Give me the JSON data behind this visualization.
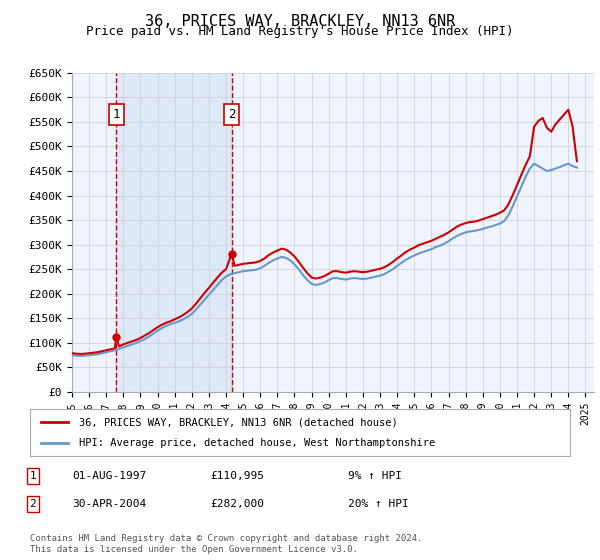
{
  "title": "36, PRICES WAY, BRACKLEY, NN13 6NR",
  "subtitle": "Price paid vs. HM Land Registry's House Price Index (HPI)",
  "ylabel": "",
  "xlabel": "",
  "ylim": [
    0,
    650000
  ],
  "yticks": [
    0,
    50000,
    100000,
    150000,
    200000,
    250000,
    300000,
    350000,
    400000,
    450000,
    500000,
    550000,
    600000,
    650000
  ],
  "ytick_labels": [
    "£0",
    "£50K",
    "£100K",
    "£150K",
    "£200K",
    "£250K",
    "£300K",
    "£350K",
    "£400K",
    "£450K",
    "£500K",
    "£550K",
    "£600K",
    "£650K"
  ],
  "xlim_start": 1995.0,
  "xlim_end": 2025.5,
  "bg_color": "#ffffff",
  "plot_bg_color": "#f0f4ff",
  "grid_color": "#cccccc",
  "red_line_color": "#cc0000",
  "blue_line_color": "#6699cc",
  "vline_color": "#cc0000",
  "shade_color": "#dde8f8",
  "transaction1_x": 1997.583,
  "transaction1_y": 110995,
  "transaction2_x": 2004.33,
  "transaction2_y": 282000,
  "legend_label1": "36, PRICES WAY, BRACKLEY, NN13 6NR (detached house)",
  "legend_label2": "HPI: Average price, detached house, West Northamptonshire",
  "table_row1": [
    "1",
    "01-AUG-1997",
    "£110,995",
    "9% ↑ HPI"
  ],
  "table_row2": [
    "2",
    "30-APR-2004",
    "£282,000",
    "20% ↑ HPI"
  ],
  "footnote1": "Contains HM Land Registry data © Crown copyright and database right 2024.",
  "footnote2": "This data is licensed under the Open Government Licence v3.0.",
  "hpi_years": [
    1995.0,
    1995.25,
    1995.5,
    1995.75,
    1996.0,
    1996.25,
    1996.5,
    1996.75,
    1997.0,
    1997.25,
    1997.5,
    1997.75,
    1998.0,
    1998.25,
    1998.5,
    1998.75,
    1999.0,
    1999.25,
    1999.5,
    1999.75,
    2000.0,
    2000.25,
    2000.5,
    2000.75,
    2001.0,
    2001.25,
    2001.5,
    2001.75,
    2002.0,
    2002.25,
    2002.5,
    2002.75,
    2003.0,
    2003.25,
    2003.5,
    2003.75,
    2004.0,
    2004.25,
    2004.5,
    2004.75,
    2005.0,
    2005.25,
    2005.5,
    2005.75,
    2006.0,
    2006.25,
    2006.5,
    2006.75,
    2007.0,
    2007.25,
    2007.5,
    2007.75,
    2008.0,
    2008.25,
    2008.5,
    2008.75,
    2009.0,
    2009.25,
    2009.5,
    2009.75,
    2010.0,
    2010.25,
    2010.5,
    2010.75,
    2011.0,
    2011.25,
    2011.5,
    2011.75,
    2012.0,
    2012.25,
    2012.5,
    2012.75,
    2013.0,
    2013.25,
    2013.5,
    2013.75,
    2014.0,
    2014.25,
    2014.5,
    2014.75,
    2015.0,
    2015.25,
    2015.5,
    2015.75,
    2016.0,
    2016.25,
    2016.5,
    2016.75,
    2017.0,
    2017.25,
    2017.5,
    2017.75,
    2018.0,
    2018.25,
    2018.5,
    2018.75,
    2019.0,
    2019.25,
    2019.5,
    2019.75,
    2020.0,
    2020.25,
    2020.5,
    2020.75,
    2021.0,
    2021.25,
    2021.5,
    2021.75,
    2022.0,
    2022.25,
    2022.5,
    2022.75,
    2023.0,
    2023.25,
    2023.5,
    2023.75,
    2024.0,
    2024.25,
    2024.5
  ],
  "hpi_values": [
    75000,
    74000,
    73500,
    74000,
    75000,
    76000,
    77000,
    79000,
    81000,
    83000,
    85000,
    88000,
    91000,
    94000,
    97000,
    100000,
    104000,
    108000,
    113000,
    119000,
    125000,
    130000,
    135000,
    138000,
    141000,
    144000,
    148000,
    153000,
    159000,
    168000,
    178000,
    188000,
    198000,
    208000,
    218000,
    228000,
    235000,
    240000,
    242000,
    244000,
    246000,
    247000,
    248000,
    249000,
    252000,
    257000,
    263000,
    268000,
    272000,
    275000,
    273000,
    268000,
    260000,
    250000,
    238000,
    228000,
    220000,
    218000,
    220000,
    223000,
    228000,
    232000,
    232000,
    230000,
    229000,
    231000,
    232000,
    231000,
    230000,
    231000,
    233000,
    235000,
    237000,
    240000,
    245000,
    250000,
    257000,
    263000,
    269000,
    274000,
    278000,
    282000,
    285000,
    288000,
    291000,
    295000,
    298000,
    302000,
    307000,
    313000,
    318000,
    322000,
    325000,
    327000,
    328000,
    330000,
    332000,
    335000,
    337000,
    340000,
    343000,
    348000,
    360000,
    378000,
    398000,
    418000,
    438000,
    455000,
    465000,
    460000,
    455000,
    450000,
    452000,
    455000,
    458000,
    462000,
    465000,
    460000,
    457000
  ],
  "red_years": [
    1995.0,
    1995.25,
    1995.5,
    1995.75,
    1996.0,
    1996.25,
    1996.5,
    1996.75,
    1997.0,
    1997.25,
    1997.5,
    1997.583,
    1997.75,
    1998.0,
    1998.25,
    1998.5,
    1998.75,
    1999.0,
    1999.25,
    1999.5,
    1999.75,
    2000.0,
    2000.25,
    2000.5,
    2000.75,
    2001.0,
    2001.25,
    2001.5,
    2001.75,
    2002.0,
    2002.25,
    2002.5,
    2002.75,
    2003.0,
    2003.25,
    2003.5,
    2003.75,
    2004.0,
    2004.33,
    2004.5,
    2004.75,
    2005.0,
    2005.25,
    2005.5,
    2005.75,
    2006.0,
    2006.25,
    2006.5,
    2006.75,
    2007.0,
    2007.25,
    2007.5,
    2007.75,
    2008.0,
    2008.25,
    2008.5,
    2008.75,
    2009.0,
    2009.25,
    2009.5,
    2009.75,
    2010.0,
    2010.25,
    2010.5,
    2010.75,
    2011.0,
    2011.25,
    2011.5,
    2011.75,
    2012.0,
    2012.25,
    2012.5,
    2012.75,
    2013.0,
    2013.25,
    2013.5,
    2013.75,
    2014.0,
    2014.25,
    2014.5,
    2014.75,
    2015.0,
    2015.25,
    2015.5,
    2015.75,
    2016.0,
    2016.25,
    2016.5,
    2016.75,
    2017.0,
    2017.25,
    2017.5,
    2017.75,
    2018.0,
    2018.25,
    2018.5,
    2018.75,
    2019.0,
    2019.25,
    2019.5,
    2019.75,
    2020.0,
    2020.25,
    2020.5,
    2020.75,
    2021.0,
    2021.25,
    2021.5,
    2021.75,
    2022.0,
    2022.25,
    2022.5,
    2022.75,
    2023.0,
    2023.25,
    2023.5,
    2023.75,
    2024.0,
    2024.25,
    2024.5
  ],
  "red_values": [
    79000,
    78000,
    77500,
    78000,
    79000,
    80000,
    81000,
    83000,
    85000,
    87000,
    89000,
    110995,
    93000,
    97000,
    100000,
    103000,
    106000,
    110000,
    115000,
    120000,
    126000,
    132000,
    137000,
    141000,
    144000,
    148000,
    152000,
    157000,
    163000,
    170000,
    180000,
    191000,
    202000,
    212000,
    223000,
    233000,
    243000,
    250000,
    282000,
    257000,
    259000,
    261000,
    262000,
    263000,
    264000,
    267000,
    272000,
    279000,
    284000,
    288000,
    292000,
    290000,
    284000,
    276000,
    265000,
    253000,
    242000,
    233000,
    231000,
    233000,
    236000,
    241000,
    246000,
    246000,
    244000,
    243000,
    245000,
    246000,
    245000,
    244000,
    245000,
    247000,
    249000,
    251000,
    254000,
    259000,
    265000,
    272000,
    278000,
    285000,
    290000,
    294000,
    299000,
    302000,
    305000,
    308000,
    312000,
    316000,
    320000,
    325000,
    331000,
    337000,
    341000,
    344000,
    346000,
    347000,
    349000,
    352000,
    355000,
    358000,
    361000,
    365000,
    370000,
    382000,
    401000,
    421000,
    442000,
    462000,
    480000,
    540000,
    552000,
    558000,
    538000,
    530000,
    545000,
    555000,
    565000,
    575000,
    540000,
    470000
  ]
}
--------------------------------
SET EXERCISE |
Within the material above, find the lines that contain the word "data"; copy them.

SOLUTION BELOW |
Give me the JSON data behind this visualization.
  "footnote1": "Contains HM Land Registry data © Crown copyright and database right 2024.",
  "footnote2": "This data is licensed under the Open Government Licence v3.0.",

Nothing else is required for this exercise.